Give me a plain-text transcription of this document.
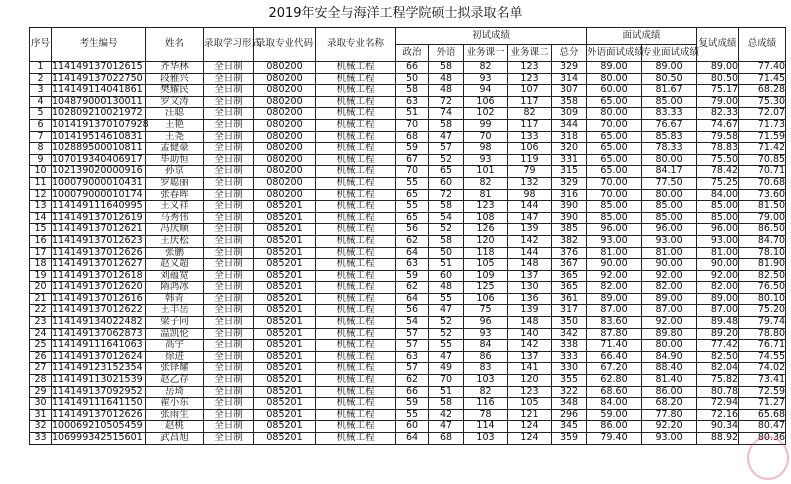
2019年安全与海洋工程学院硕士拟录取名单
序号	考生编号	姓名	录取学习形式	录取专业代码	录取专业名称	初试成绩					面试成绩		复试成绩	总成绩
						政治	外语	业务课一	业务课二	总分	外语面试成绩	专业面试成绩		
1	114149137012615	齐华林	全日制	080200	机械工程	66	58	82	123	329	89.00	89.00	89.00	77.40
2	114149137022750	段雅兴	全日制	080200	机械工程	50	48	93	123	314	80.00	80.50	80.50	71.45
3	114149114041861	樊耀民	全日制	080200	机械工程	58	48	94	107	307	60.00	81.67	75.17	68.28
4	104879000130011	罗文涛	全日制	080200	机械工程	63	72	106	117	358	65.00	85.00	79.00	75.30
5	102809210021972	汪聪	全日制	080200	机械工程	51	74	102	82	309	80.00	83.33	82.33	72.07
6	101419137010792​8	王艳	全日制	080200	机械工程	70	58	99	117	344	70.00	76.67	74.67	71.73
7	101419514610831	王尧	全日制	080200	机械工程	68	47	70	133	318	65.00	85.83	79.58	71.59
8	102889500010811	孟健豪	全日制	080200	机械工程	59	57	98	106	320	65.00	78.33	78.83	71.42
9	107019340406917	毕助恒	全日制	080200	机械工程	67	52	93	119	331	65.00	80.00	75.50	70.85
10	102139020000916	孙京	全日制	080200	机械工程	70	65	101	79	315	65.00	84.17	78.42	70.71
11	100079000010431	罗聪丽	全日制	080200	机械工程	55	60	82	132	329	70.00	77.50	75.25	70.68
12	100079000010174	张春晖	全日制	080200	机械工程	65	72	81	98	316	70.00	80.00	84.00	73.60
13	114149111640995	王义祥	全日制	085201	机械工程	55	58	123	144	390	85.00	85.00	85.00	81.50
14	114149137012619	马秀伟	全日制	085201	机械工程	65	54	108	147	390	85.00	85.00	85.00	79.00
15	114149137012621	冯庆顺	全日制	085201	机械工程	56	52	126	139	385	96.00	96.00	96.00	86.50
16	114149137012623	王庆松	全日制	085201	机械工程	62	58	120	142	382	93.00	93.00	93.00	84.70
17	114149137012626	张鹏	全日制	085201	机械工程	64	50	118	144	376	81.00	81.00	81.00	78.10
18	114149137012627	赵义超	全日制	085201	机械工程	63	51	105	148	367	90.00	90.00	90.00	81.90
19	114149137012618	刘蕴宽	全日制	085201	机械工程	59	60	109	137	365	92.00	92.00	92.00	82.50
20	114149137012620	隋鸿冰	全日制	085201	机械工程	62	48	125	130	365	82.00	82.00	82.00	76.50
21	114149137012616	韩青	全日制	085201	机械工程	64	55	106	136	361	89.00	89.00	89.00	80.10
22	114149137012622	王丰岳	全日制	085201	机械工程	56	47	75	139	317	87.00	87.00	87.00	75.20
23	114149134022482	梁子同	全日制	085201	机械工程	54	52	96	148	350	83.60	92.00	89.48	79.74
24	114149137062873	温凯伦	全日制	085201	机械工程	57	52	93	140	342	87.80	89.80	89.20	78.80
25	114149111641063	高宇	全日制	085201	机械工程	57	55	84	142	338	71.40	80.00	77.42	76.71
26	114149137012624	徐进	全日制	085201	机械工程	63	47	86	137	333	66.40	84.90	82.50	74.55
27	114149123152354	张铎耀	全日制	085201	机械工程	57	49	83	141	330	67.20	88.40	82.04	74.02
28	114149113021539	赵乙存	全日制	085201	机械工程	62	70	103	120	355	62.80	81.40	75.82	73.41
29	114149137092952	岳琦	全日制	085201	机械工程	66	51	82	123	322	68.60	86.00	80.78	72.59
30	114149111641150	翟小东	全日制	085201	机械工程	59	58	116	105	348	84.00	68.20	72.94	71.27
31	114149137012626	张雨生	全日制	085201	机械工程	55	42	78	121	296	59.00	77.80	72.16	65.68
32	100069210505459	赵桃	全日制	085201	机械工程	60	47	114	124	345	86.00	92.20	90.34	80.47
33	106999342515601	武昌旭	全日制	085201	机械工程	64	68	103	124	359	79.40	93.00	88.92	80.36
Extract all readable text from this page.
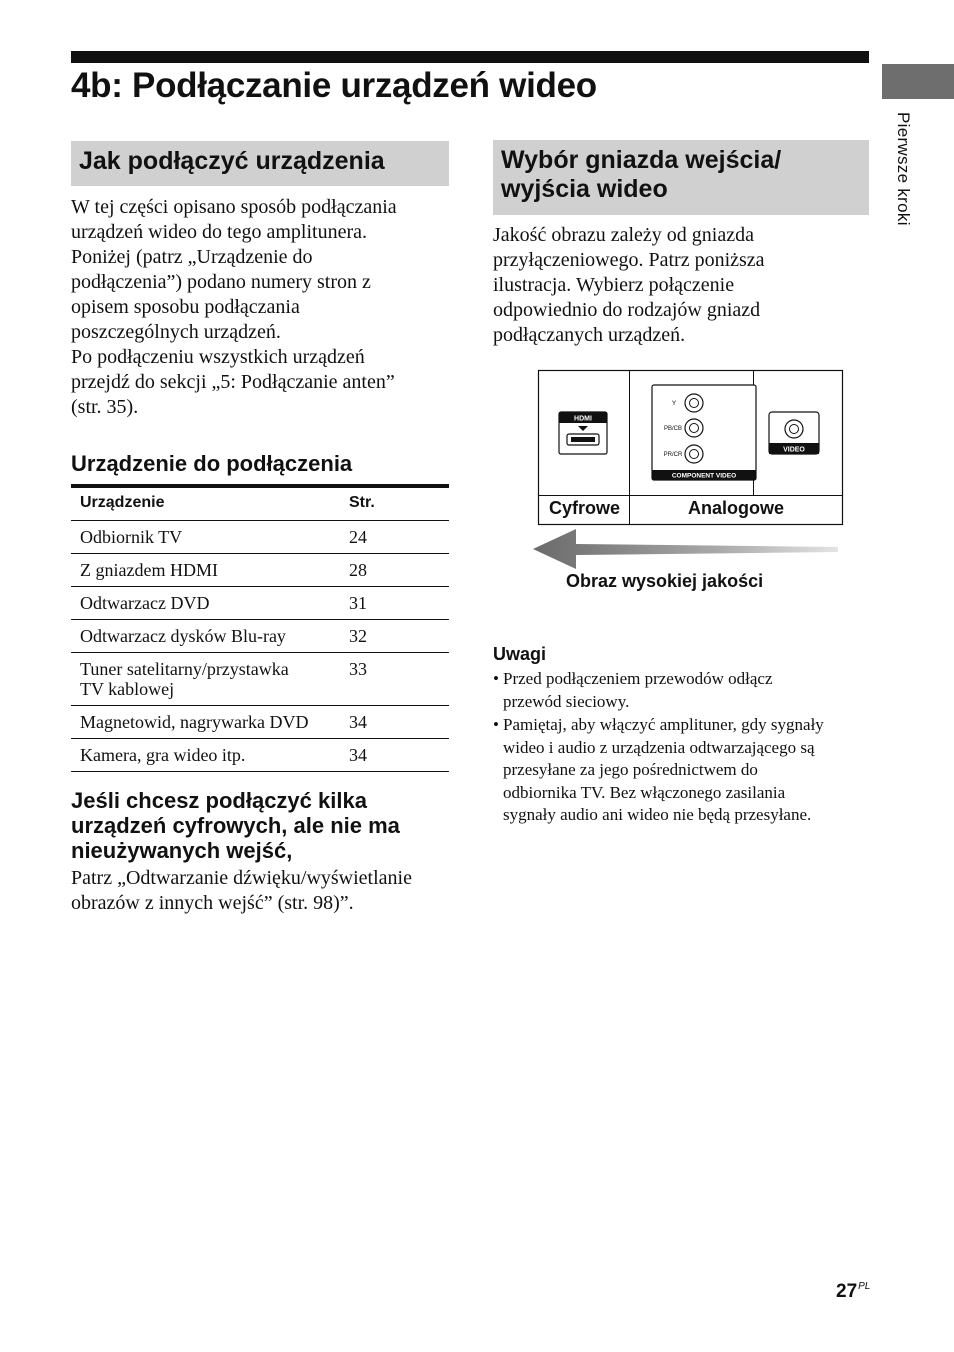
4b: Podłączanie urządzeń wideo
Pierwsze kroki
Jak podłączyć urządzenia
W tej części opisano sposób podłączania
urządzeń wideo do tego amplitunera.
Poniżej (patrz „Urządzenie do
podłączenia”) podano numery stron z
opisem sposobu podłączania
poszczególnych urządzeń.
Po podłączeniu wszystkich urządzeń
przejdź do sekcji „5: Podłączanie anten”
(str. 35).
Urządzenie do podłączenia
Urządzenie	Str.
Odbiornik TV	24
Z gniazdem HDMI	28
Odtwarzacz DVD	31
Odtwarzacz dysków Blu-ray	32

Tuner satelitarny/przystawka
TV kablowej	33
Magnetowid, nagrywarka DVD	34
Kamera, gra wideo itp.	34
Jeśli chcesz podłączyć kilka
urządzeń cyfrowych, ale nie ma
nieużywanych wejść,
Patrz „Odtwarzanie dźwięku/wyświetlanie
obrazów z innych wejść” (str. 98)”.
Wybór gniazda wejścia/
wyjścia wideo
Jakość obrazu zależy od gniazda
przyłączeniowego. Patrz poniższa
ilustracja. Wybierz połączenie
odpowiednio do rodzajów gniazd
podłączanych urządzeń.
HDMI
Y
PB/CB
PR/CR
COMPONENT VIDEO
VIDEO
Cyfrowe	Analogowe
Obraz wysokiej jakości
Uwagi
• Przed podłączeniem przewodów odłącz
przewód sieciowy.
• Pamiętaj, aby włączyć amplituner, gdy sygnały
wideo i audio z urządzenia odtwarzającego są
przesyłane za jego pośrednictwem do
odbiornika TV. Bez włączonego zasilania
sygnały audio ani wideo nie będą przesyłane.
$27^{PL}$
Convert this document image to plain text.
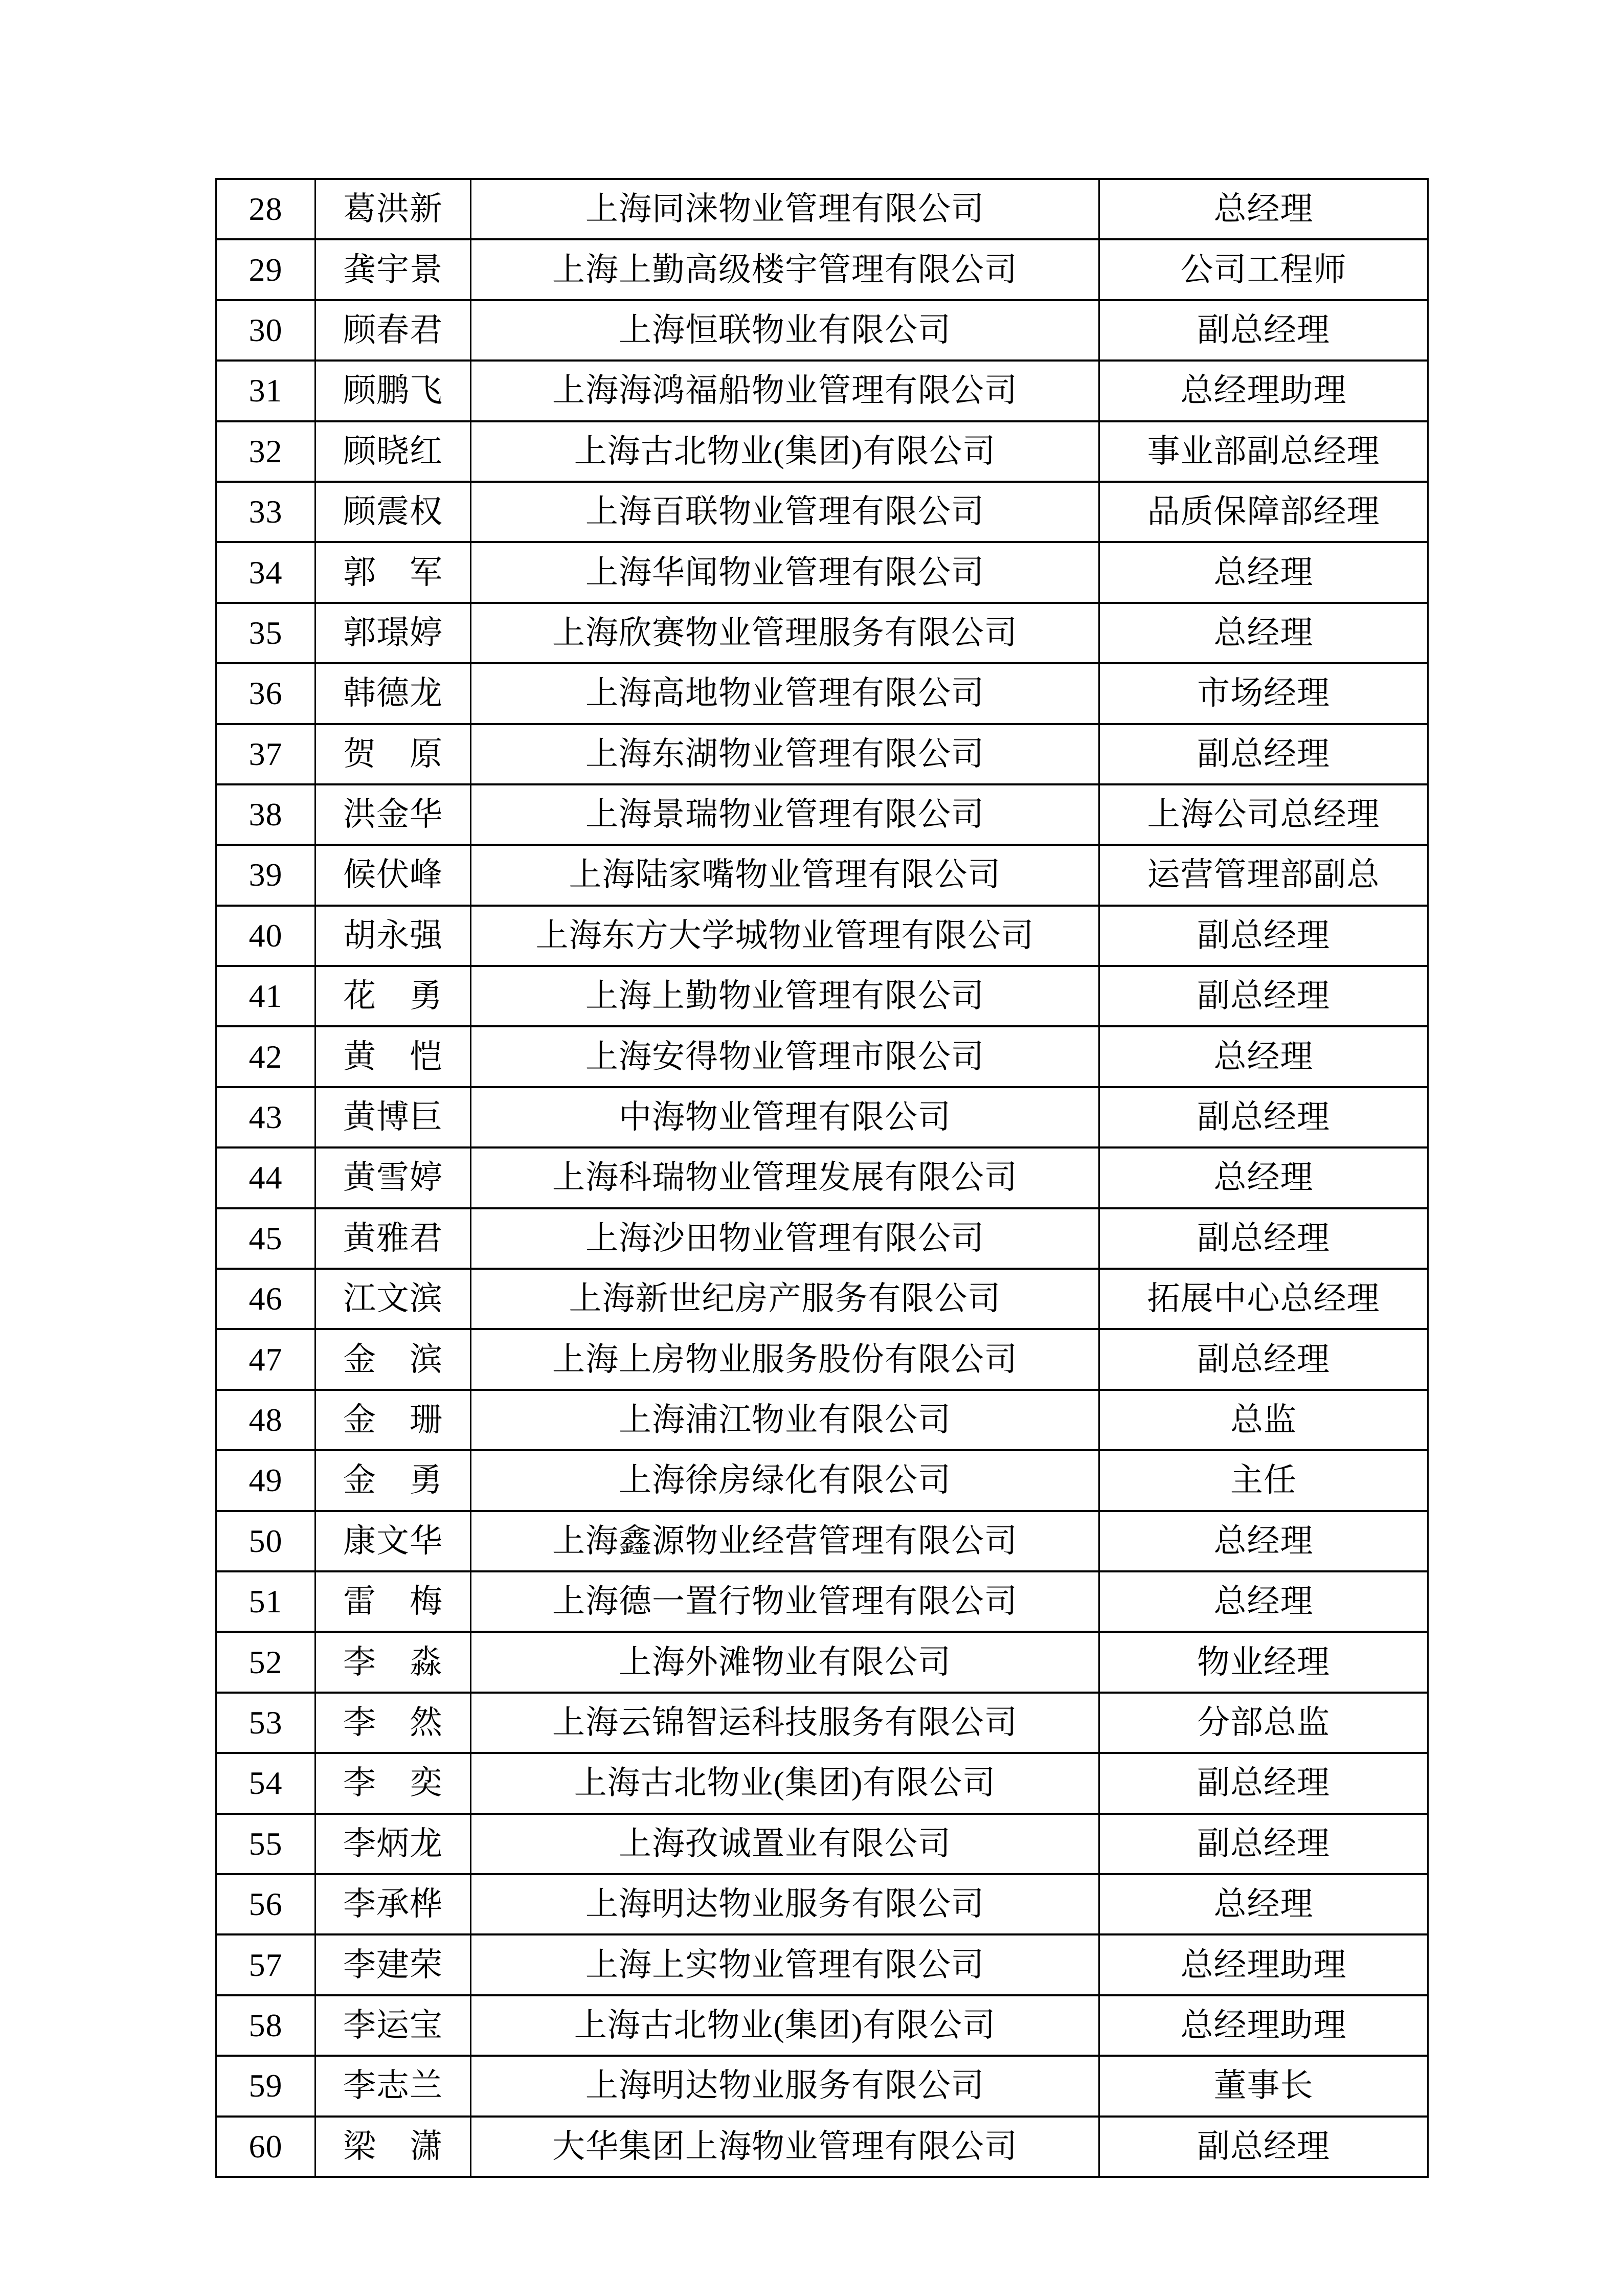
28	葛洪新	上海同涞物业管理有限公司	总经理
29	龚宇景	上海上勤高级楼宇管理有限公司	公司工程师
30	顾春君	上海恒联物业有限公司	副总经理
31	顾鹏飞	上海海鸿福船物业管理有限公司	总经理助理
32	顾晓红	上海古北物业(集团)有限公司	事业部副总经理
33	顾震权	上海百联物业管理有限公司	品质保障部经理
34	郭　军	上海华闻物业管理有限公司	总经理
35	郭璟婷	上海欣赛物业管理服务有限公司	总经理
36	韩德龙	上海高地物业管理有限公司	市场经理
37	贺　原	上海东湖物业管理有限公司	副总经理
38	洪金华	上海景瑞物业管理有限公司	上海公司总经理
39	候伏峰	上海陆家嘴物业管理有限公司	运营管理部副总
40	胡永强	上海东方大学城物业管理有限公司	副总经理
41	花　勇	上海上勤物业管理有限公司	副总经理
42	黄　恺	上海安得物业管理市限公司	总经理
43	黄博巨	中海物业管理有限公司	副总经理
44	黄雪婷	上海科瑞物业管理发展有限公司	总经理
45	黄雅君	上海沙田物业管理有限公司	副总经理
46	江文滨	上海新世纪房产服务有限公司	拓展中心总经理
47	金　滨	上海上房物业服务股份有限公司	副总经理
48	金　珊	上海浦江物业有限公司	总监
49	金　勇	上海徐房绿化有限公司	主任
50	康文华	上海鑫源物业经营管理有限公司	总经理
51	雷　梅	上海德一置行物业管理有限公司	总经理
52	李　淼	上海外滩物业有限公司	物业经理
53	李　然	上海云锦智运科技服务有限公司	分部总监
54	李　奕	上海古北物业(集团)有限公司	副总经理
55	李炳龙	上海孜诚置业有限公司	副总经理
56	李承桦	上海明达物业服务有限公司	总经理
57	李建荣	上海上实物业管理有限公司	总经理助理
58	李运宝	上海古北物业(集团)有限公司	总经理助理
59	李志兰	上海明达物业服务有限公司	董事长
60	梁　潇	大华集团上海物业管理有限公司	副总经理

- **STATED PROBLEM**
List every line above containing the word "urządzeń".

- **COMPLETE OUTPUT**
4b: Podłączanie urządzeń wideo
urządzeń wideo do tego amplitunera.
poszczególnych urządzeń.
Po podłączeniu wszystkich urządzeń
urządzeń cyfrowych, ale nie ma
podłączanych urządzeń.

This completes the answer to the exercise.